- _TASK BRIEF_: Quote the listing below in its entirety, omitting every image.

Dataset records
○ ○ ○ ○ ○

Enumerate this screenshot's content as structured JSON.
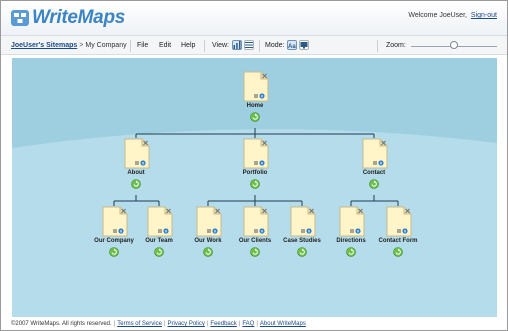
{
  "app": {
    "logo_text": "WriteMaps",
    "welcome_text": "Welcome JoeUser,",
    "signout_label": "Sign-out"
  },
  "toolbar": {
    "breadcrumb_link": "JoeUser's Sitemaps",
    "breadcrumb_sep": ">",
    "breadcrumb_current": "My Company",
    "menu": [
      "File",
      "Edit",
      "Help"
    ],
    "view_label": "View:",
    "mode_label": "Mode:",
    "zoom_label": "Zoom:",
    "zoom_level": 0.45,
    "view_buttons": [
      "tree-view-icon",
      "list-view-icon"
    ],
    "mode_buttons": [
      "text-mode-icon",
      "screen-mode-icon"
    ]
  },
  "sitemap": {
    "root": "Home",
    "level1": [
      "About",
      "Portfolio",
      "Contact"
    ],
    "level2": [
      "Our Company",
      "Our Team",
      "Our Work",
      "Our Clients",
      "Case Studies",
      "Directions",
      "Contact Form"
    ]
  },
  "footer": {
    "copyright": "©2007 WriteMaps. All rights reserved.",
    "links": [
      "Terms of Service",
      "Privacy Policy",
      "Feedback",
      "FAQ",
      "About WriteMaps"
    ]
  },
  "colors": {
    "brand": "#3d84c4",
    "canvas": "#9ecfe0",
    "page_fill": "#fff5c8",
    "add_icon": "#6cc04a",
    "info_icon": "#2f7fd0"
  }
}
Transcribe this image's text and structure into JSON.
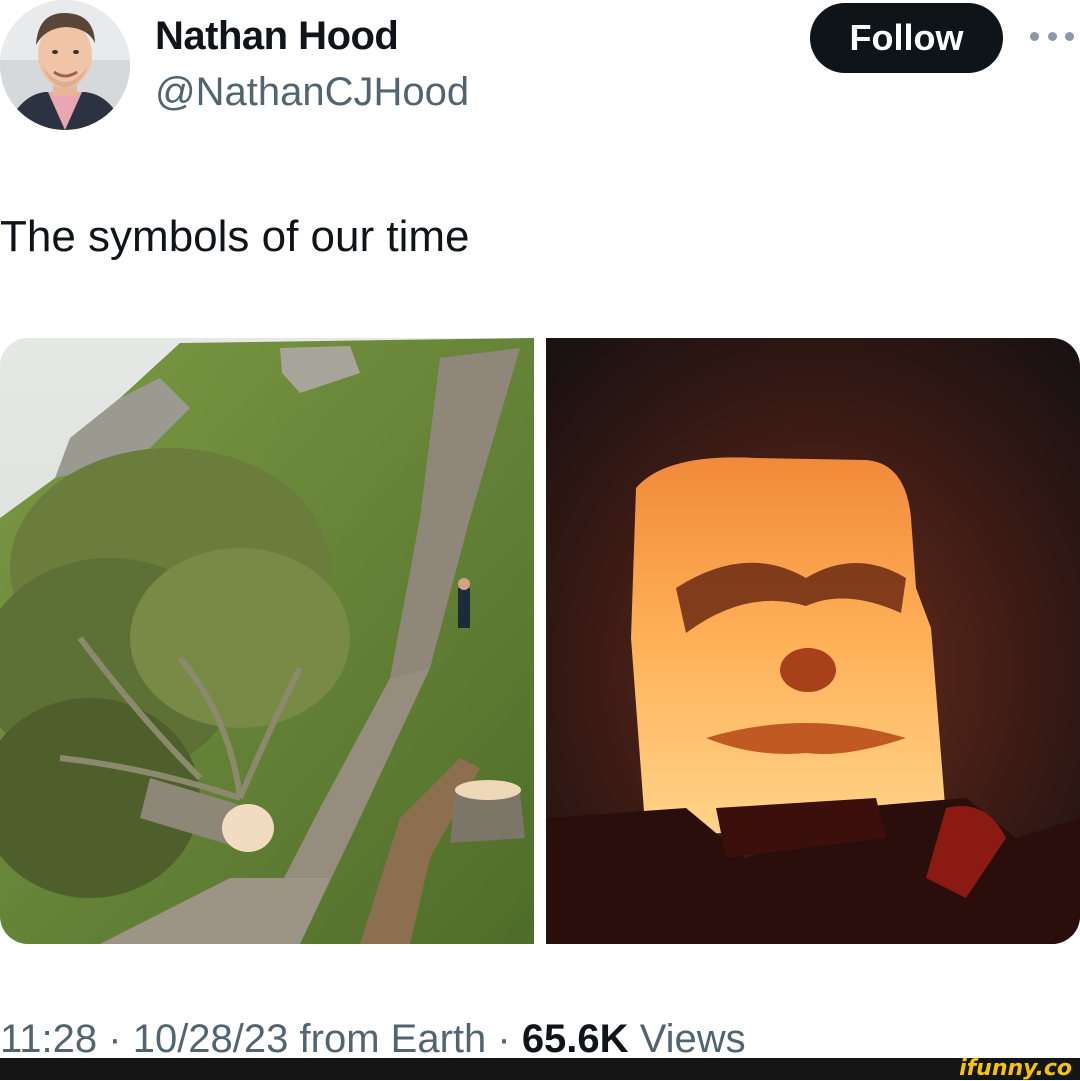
{
  "author": {
    "name": "Nathan Hood",
    "handle": "@NathanCJHood"
  },
  "follow_label": "Follow",
  "more_icon": "more-horizontal-icon",
  "tweet": {
    "text": "The symbols of our time"
  },
  "media": [
    {
      "description_icon": "photo-felled-tree"
    },
    {
      "description_icon": "photo-burning-effigy"
    }
  ],
  "meta": {
    "time": "11:28",
    "date": "10/28/23",
    "source": "from Earth",
    "views_count": "65.6K",
    "views_label": "Views"
  },
  "watermark": "ifunny.co",
  "colors": {
    "button_bg": "#0f1419",
    "handle_gray": "#536471",
    "watermark_yellow": "#f4c400"
  }
}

○ ○ ○ ○ ○

- _THE RESPONSE_:
Enumerate this screenshot's content as structured JSON.
{
  "app": {
    "logo_text": "WriteMaps",
    "welcome_text": "Welcome JoeUser,",
    "signout_label": "Sign-out"
  },
  "toolbar": {
    "breadcrumb_link": "JoeUser's Sitemaps",
    "breadcrumb_sep": ">",
    "breadcrumb_current": "My Company",
    "menu": [
      "File",
      "Edit",
      "Help"
    ],
    "view_label": "View:",
    "mode_label": "Mode:",
    "zoom_label": "Zoom:",
    "zoom_level": 0.45,
    "view_buttons": [
      "tree-view-icon",
      "list-view-icon"
    ],
    "mode_buttons": [
      "text-mode-icon",
      "screen-mode-icon"
    ]
  },
  "sitemap": {
    "root": "Home",
    "level1": [
      "About",
      "Portfolio",
      "Contact"
    ],
    "level2": [
      "Our Company",
      "Our Team",
      "Our Work",
      "Our Clients",
      "Case Studies",
      "Directions",
      "Contact Form"
    ]
  },
  "footer": {
    "copyright": "©2007 WriteMaps. All rights reserved.",
    "links": [
      "Terms of Service",
      "Privacy Policy",
      "Feedback",
      "FAQ",
      "About WriteMaps"
    ]
  },
  "colors": {
    "brand": "#3d84c4",
    "canvas": "#9ecfe0",
    "page_fill": "#fff5c8",
    "add_icon": "#6cc04a",
    "info_icon": "#2f7fd0"
  }
}
Transcribe this image's text and structure into JSON.
{
  "author": {
    "name": "Nathan Hood",
    "handle": "@NathanCJHood"
  },
  "follow_label": "Follow",
  "more_icon": "more-horizontal-icon",
  "tweet": {
    "text": "The symbols of our time"
  },
  "media": [
    {
      "description_icon": "photo-felled-tree"
    },
    {
      "description_icon": "photo-burning-effigy"
    }
  ],
  "meta": {
    "time": "11:28",
    "date": "10/28/23",
    "source": "from Earth",
    "views_count": "65.6K",
    "views_label": "Views"
  },
  "watermark": "ifunny.co",
  "colors": {
    "button_bg": "#0f1419",
    "handle_gray": "#536471",
    "watermark_yellow": "#f4c400"
  }
}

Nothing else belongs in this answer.